[Items listed in a dataset]
** begin **

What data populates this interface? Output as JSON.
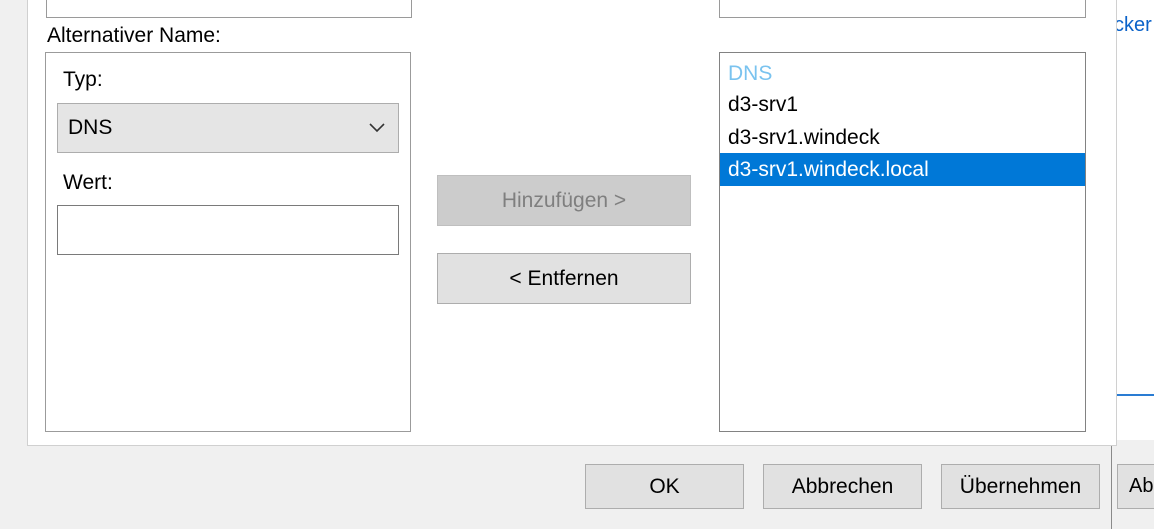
{
  "window": {
    "background_link_text": "cker",
    "background_button_label": "Ab"
  },
  "left_group": {
    "title": "Alternativer Name:",
    "type_label": "Typ:",
    "type_value": "DNS",
    "value_label": "Wert:",
    "value_input": ""
  },
  "middle": {
    "add_button": "Hinzufügen >",
    "remove_button": "< Entfernen"
  },
  "right_list": {
    "header": "DNS",
    "items": [
      "d3-srv1",
      "d3-srv1.windeck",
      "d3-srv1.windeck.local"
    ],
    "selected_index": 2
  },
  "footer": {
    "ok": "OK",
    "cancel": "Abbrechen",
    "apply": "Übernehmen"
  },
  "colors": {
    "selection": "#0078d7",
    "list_header": "#7ac3ef",
    "link": "#0b63c9"
  }
}
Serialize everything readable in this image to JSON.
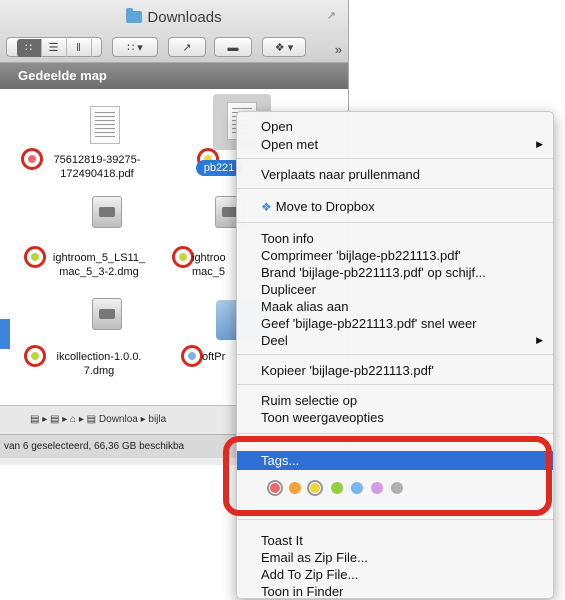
{
  "window": {
    "title": "Downloads",
    "sidebar_heading": "Gedeelde map",
    "pathbar": "Downloa ▸ bijla",
    "status": "van 6 geselecteerd, 66,36 GB beschikba"
  },
  "toolbar": {
    "view_icon": "☰",
    "arrange_label": "▾",
    "share_label": "↗",
    "dropbox_label": "▾",
    "more": "»"
  },
  "files": [
    {
      "label": "75612819-39275-\n172490418.pdf",
      "tag_color": "#e96b6b"
    },
    {
      "label": "pb221",
      "tag_color": "#f2d43b"
    },
    {
      "label": "ightroom_5_LS11_\nmac_5_3-2.dmg",
      "tag_color": "#b9d53a"
    },
    {
      "label": "ightroo\nmac_5",
      "tag_color": "#c9d43a"
    },
    {
      "label": "ikcollection-1.0.0.\n7.dmg",
      "tag_color": "#b9d53a"
    },
    {
      "label": "oftPr",
      "tag_color": "#7fb2e6"
    }
  ],
  "context_menu": {
    "items": [
      {
        "label": "Open"
      },
      {
        "label": "Open met",
        "submenu": true
      },
      {
        "label": "Verplaats naar prullenmand"
      },
      {
        "label": "Move to Dropbox",
        "icon": "dropbox-icon"
      },
      {
        "label": "Toon info"
      },
      {
        "label": "Comprimeer 'bijlage-pb221113.pdf'"
      },
      {
        "label": "Brand 'bijlage-pb221113.pdf' op schijf..."
      },
      {
        "label": "Dupliceer"
      },
      {
        "label": "Maak alias aan"
      },
      {
        "label": "Geef 'bijlage-pb221113.pdf' snel weer"
      },
      {
        "label": "Deel",
        "submenu": true
      },
      {
        "label": "Kopieer 'bijlage-pb221113.pdf'"
      },
      {
        "label": "Ruim selectie op"
      },
      {
        "label": "Toon weergaveopties"
      },
      {
        "label": "Tags..."
      },
      {
        "label": "Toast It"
      },
      {
        "label": "Email as Zip File..."
      },
      {
        "label": "Add To Zip File..."
      },
      {
        "label": "Toon in Finder"
      }
    ],
    "tag_colors": [
      "#e96b6b",
      "#f2a33b",
      "#f2d43b",
      "#8fd13f",
      "#79b7ef",
      "#d59be6",
      "#b0b0b0"
    ],
    "submenu_arrow": "▶"
  },
  "colors": {
    "highlight": "#2e6fd6",
    "callout_red": "#e0291f"
  }
}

** end **

Repeat the material above in full and exactly, omitting the pictures.

What data populates this interface? Output as JSON.
{
  "window": {
    "background_link_text": "cker",
    "background_button_label": "Ab"
  },
  "left_group": {
    "title": "Alternativer Name:",
    "type_label": "Typ:",
    "type_value": "DNS",
    "value_label": "Wert:",
    "value_input": ""
  },
  "middle": {
    "add_button": "Hinzufügen >",
    "remove_button": "< Entfernen"
  },
  "right_list": {
    "header": "DNS",
    "items": [
      "d3-srv1",
      "d3-srv1.windeck",
      "d3-srv1.windeck.local"
    ],
    "selected_index": 2
  },
  "footer": {
    "ok": "OK",
    "cancel": "Abbrechen",
    "apply": "Übernehmen"
  },
  "colors": {
    "selection": "#0078d7",
    "list_header": "#7ac3ef",
    "link": "#0b63c9"
  }
}
Serialize everything readable in this image to JSON.
{
  "window": {
    "title": "Downloads",
    "sidebar_heading": "Gedeelde map",
    "pathbar": "Downloa ▸ bijla",
    "status": "van 6 geselecteerd, 66,36 GB beschikba"
  },
  "toolbar": {
    "view_icon": "☰",
    "arrange_label": "▾",
    "share_label": "↗",
    "dropbox_label": "▾",
    "more": "»"
  },
  "files": [
    {
      "label": "75612819-39275-\n172490418.pdf",
      "tag_color": "#e96b6b"
    },
    {
      "label": "pb221",
      "tag_color": "#f2d43b"
    },
    {
      "label": "ightroom_5_LS11_\nmac_5_3-2.dmg",
      "tag_color": "#b9d53a"
    },
    {
      "label": "ightroo\nmac_5",
      "tag_color": "#c9d43a"
    },
    {
      "label": "ikcollection-1.0.0.\n7.dmg",
      "tag_color": "#b9d53a"
    },
    {
      "label": "oftPr",
      "tag_color": "#7fb2e6"
    }
  ],
  "context_menu": {
    "items": [
      {
        "label": "Open"
      },
      {
        "label": "Open met",
        "submenu": true
      },
      {
        "label": "Verplaats naar prullenmand"
      },
      {
        "label": "Move to Dropbox",
        "icon": "dropbox-icon"
      },
      {
        "label": "Toon info"
      },
      {
        "label": "Comprimeer 'bijlage-pb221113.pdf'"
      },
      {
        "label": "Brand 'bijlage-pb221113.pdf' op schijf..."
      },
      {
        "label": "Dupliceer"
      },
      {
        "label": "Maak alias aan"
      },
      {
        "label": "Geef 'bijlage-pb221113.pdf' snel weer"
      },
      {
        "label": "Deel",
        "submenu": true
      },
      {
        "label": "Kopieer 'bijlage-pb221113.pdf'"
      },
      {
        "label": "Ruim selectie op"
      },
      {
        "label": "Toon weergaveopties"
      },
      {
        "label": "Tags..."
      },
      {
        "label": "Toast It"
      },
      {
        "label": "Email as Zip File..."
      },
      {
        "label": "Add To Zip File..."
      },
      {
        "label": "Toon in Finder"
      }
    ],
    "tag_colors": [
      "#e96b6b",
      "#f2a33b",
      "#f2d43b",
      "#8fd13f",
      "#79b7ef",
      "#d59be6",
      "#b0b0b0"
    ],
    "submenu_arrow": "▶"
  },
  "colors": {
    "highlight": "#2e6fd6",
    "callout_red": "#e0291f"
  }
}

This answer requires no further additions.